STATED PROBLEM:
Find every line with the word "ylabel". Copy those lines.

AVAILABLE RECORDS:
━━━

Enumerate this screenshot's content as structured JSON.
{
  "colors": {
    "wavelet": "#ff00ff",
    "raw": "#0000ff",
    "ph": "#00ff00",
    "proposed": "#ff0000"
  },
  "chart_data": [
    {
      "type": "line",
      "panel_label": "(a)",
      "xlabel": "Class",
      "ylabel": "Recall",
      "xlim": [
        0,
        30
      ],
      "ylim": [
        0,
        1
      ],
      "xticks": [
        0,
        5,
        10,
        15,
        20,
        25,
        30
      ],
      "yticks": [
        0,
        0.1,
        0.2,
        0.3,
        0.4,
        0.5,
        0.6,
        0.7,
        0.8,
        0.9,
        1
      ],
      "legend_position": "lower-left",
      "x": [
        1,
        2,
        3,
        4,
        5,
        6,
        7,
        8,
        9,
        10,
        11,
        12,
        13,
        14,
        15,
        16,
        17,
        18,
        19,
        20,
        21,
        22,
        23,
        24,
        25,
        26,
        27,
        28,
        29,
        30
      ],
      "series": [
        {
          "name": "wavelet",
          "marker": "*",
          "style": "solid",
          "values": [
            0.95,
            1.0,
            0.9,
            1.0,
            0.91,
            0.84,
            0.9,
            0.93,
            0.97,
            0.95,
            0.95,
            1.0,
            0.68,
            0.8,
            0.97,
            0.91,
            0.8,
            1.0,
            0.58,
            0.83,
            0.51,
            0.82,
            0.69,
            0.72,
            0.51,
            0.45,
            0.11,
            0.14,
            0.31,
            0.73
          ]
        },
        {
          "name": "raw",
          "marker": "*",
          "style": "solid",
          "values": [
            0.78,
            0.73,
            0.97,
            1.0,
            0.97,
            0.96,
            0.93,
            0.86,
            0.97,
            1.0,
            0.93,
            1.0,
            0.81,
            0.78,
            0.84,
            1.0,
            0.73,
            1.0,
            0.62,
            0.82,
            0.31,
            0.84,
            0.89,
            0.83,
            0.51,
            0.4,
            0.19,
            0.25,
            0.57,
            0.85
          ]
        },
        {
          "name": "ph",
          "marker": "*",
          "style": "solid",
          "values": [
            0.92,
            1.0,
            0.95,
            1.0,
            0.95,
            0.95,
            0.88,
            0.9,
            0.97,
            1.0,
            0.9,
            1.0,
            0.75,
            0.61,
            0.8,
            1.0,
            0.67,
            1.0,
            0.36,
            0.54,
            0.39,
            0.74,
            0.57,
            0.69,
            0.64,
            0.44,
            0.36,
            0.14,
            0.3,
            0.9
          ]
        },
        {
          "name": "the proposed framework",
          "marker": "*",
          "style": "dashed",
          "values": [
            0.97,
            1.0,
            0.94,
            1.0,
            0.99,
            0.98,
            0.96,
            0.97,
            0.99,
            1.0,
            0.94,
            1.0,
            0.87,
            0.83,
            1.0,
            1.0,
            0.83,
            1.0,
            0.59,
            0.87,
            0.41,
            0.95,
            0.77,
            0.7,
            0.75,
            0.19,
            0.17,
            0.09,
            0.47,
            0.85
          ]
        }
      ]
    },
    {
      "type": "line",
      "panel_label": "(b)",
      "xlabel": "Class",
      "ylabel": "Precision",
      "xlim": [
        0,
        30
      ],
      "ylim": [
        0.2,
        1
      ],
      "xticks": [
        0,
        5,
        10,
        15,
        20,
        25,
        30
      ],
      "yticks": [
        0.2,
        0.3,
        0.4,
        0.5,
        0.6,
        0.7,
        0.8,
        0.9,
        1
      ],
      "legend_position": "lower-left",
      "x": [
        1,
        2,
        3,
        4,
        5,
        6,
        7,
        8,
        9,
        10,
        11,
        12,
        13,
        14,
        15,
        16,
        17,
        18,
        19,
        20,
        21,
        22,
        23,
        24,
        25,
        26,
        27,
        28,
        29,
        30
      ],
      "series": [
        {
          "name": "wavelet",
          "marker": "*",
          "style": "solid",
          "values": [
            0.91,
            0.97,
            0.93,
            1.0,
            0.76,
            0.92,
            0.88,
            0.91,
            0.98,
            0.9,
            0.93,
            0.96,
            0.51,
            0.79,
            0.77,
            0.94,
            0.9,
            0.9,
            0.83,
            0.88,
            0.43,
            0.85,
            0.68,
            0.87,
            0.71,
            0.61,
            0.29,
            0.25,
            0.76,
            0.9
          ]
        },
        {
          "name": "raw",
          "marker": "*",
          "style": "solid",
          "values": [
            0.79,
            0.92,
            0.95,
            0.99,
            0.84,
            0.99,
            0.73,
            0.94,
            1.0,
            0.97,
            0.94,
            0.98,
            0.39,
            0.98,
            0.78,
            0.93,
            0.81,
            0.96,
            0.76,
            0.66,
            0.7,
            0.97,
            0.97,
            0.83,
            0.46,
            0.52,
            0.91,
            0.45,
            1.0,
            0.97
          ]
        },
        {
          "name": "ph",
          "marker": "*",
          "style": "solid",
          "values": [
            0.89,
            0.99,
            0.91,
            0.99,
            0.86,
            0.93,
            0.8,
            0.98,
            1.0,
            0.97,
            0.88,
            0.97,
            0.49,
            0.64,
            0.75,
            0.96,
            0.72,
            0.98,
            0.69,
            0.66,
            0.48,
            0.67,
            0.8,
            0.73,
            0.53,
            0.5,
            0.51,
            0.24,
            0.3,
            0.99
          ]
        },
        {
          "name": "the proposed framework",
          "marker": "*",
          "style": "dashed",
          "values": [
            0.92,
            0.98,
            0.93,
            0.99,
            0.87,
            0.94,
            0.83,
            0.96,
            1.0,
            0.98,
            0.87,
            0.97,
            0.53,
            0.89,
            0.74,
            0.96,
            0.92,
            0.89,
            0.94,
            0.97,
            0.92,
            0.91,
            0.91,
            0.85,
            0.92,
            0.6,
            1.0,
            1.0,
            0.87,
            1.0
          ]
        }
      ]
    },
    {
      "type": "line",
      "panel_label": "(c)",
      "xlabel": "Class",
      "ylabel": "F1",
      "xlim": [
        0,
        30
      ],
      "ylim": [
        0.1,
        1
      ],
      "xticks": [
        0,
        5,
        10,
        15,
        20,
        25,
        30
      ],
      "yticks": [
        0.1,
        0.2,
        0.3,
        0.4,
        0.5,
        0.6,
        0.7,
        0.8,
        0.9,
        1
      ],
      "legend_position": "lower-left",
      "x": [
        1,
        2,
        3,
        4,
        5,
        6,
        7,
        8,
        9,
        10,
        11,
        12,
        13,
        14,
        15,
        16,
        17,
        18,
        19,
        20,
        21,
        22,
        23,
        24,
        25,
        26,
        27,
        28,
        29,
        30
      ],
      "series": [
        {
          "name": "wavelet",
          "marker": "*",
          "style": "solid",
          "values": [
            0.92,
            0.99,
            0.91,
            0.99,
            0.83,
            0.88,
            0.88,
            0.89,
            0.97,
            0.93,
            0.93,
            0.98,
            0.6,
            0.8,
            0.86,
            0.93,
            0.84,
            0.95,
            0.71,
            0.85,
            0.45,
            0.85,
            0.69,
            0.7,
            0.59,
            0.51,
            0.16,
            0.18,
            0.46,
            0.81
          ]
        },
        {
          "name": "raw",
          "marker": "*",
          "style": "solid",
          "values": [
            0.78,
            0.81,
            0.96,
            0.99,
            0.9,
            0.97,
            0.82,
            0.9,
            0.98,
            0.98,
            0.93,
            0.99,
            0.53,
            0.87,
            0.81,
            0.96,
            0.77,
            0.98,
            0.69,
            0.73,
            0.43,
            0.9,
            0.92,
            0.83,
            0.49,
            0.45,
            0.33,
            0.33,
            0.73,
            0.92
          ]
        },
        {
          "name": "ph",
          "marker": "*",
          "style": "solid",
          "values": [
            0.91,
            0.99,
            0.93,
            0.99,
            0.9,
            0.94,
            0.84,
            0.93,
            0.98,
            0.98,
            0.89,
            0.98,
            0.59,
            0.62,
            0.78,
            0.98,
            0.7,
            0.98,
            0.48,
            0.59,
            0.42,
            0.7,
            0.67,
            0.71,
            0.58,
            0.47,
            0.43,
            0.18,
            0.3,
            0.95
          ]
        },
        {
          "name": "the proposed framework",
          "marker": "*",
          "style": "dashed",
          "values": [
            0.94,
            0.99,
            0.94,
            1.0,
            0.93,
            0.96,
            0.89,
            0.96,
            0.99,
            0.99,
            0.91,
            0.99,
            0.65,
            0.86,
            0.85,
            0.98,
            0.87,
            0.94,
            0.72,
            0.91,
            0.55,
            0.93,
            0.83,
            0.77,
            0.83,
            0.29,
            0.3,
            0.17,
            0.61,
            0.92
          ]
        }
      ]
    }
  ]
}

━━━

IN RESPONSE:
      "ylabel": "Recall",
      "ylabel": "Precision",
      "ylabel": "F1",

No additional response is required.